■ **Written instruction**
Make an exact transcription of the material, leaving out all images.

__________

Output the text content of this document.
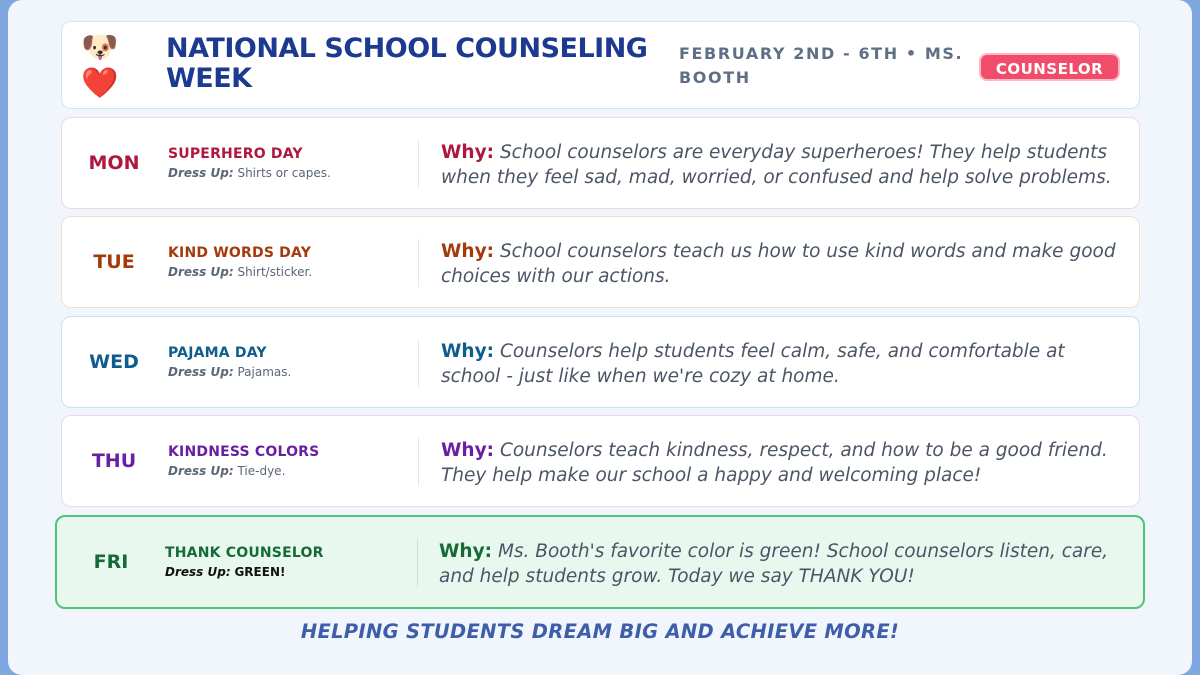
🐶
❤️
NATIONAL SCHOOL COUNSELING WEEK
FEBRUARY 2ND - 6TH • MS. BOOTH	COUNSELOR
MON	SUPERHERO DAY
Dress Up: Shirts or capes.
Why: School counselors are everyday superheroes! They help students when they feel sad, mad, worried, or confused and help solve problems.
TUE	KIND WORDS DAY
Dress Up: Shirt/sticker.
Why: School counselors teach us how to use kind words and make good choices with our actions.
WED	PAJAMA DAY
Dress Up: Pajamas.
Why: Counselors help students feel calm, safe, and comfortable at school - just like when we're cozy at home.
THU	KINDNESS COLORS
Dress Up: Tie-dye.
Why: Counselors teach kindness, respect, and how to be a good friend. They help make our school a happy and welcoming place!
FRI	THANK COUNSELOR
Dress Up: GREEN!
Why: Ms. Booth's favorite color is green! School counselors listen, care, and help students grow. Today we say THANK YOU!
HELPING STUDENTS DREAM BIG AND ACHIEVE MORE!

__________

■ **Correct response**
Output the text content of this document.
🐶
❤️
NATIONAL SCHOOL COUNSELING WEEK
FEBRUARY 2ND - 6TH • MS. BOOTH	COUNSELOR
MON	SUPERHERO DAY
Dress Up: Shirts or capes.
Why: School counselors are everyday superheroes! They help students when they feel sad, mad, worried, or confused and help solve problems.
TUE	KIND WORDS DAY
Dress Up: Shirt/sticker.
Why: School counselors teach us how to use kind words and make good choices with our actions.
WED	PAJAMA DAY
Dress Up: Pajamas.
Why: Counselors help students feel calm, safe, and comfortable at school - just like when we're cozy at home.
THU	KINDNESS COLORS
Dress Up: Tie-dye.
Why: Counselors teach kindness, respect, and how to be a good friend. They help make our school a happy and welcoming place!
FRI	THANK COUNSELOR
Dress Up: GREEN!
Why: Ms. Booth's favorite color is green! School counselors listen, care, and help students grow. Today we say THANK YOU!
HELPING STUDENTS DREAM BIG AND ACHIEVE MORE!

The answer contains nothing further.